▸ **DIRECTIONS FOR THIS TASK**:
Copy the records below exactly as they are written.

Records from a collection of figures
------------

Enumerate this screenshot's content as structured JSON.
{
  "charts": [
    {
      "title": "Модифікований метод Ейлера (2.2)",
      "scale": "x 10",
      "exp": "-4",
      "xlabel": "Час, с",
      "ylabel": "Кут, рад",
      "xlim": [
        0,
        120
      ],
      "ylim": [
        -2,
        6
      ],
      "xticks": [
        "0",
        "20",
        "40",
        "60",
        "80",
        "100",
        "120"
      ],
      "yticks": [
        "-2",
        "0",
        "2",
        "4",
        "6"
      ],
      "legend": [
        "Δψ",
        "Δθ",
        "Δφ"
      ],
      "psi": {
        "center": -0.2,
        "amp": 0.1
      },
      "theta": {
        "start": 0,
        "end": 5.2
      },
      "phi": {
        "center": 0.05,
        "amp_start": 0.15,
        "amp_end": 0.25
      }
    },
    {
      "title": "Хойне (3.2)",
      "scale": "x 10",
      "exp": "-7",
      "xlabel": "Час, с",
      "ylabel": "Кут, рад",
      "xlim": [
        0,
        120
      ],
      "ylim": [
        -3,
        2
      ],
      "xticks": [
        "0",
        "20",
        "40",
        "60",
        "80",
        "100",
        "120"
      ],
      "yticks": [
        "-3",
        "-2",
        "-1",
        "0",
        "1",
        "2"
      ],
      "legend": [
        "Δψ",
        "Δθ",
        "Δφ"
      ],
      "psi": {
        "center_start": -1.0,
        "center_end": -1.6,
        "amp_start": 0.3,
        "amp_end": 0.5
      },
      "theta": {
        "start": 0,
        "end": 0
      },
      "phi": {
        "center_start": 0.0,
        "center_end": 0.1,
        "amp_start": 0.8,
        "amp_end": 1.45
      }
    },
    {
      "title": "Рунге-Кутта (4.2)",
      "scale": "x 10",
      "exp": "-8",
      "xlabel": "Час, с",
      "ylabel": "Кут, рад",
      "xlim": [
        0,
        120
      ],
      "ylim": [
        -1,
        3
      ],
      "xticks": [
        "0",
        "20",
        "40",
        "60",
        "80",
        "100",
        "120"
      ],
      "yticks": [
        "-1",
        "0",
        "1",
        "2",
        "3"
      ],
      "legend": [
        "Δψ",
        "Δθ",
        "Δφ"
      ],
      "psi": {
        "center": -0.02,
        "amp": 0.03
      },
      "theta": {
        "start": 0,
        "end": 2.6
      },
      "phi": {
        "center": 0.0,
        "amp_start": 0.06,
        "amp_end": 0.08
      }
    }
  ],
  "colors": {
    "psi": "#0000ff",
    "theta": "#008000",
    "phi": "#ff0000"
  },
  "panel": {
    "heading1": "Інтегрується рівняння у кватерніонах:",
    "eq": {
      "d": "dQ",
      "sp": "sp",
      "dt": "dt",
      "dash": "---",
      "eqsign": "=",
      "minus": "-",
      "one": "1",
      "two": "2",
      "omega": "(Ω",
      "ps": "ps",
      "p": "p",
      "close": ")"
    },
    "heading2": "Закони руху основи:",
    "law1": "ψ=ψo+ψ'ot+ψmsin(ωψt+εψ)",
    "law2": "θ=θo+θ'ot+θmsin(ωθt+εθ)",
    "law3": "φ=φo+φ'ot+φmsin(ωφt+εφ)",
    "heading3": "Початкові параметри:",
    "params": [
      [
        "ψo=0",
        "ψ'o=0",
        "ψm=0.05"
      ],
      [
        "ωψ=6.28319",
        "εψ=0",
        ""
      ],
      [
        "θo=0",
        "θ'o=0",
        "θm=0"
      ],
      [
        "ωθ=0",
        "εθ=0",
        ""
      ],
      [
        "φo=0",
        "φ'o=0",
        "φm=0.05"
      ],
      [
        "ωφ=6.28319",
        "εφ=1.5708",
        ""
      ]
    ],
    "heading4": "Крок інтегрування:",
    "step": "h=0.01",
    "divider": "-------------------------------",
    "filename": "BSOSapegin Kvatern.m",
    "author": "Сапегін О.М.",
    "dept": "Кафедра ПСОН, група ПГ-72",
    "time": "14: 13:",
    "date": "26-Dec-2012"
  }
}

------------

▸ **RESPONSE**:
Enumerate this screenshot's content as structured JSON.
{
  "charts": [
    {
      "title": "Модифікований метод Ейлера (2.2)",
      "scale": "x 10",
      "exp": "-4",
      "xlabel": "Час, с",
      "ylabel": "Кут, рад",
      "xlim": [
        0,
        120
      ],
      "ylim": [
        -2,
        6
      ],
      "xticks": [
        "0",
        "20",
        "40",
        "60",
        "80",
        "100",
        "120"
      ],
      "yticks": [
        "-2",
        "0",
        "2",
        "4",
        "6"
      ],
      "legend": [
        "Δψ",
        "Δθ",
        "Δφ"
      ],
      "psi": {
        "center": -0.2,
        "amp": 0.1
      },
      "theta": {
        "start": 0,
        "end": 5.2
      },
      "phi": {
        "center": 0.05,
        "amp_start": 0.15,
        "amp_end": 0.25
      }
    },
    {
      "title": "Хойне (3.2)",
      "scale": "x 10",
      "exp": "-7",
      "xlabel": "Час, с",
      "ylabel": "Кут, рад",
      "xlim": [
        0,
        120
      ],
      "ylim": [
        -3,
        2
      ],
      "xticks": [
        "0",
        "20",
        "40",
        "60",
        "80",
        "100",
        "120"
      ],
      "yticks": [
        "-3",
        "-2",
        "-1",
        "0",
        "1",
        "2"
      ],
      "legend": [
        "Δψ",
        "Δθ",
        "Δφ"
      ],
      "psi": {
        "center_start": -1.0,
        "center_end": -1.6,
        "amp_start": 0.3,
        "amp_end": 0.5
      },
      "theta": {
        "start": 0,
        "end": 0
      },
      "phi": {
        "center_start": 0.0,
        "center_end": 0.1,
        "amp_start": 0.8,
        "amp_end": 1.45
      }
    },
    {
      "title": "Рунге-Кутта (4.2)",
      "scale": "x 10",
      "exp": "-8",
      "xlabel": "Час, с",
      "ylabel": "Кут, рад",
      "xlim": [
        0,
        120
      ],
      "ylim": [
        -1,
        3
      ],
      "xticks": [
        "0",
        "20",
        "40",
        "60",
        "80",
        "100",
        "120"
      ],
      "yticks": [
        "-1",
        "0",
        "1",
        "2",
        "3"
      ],
      "legend": [
        "Δψ",
        "Δθ",
        "Δφ"
      ],
      "psi": {
        "center": -0.02,
        "amp": 0.03
      },
      "theta": {
        "start": 0,
        "end": 2.6
      },
      "phi": {
        "center": 0.0,
        "amp_start": 0.06,
        "amp_end": 0.08
      }
    }
  ],
  "colors": {
    "psi": "#0000ff",
    "theta": "#008000",
    "phi": "#ff0000"
  },
  "panel": {
    "heading1": "Інтегрується рівняння у кватерніонах:",
    "eq": {
      "d": "dQ",
      "sp": "sp",
      "dt": "dt",
      "dash": "---",
      "eqsign": "=",
      "minus": "-",
      "one": "1",
      "two": "2",
      "omega": "(Ω",
      "ps": "ps",
      "p": "p",
      "close": ")"
    },
    "heading2": "Закони руху основи:",
    "law1": "ψ=ψo+ψ'ot+ψmsin(ωψt+εψ)",
    "law2": "θ=θo+θ'ot+θmsin(ωθt+εθ)",
    "law3": "φ=φo+φ'ot+φmsin(ωφt+εφ)",
    "heading3": "Початкові параметри:",
    "params": [
      [
        "ψo=0",
        "ψ'o=0",
        "ψm=0.05"
      ],
      [
        "ωψ=6.28319",
        "εψ=0",
        ""
      ],
      [
        "θo=0",
        "θ'o=0",
        "θm=0"
      ],
      [
        "ωθ=0",
        "εθ=0",
        ""
      ],
      [
        "φo=0",
        "φ'o=0",
        "φm=0.05"
      ],
      [
        "ωφ=6.28319",
        "εφ=1.5708",
        ""
      ]
    ],
    "heading4": "Крок інтегрування:",
    "step": "h=0.01",
    "divider": "-------------------------------",
    "filename": "BSOSapegin Kvatern.m",
    "author": "Сапегін О.М.",
    "dept": "Кафедра ПСОН, група ПГ-72",
    "time": "14: 13:",
    "date": "26-Dec-2012"
  }
}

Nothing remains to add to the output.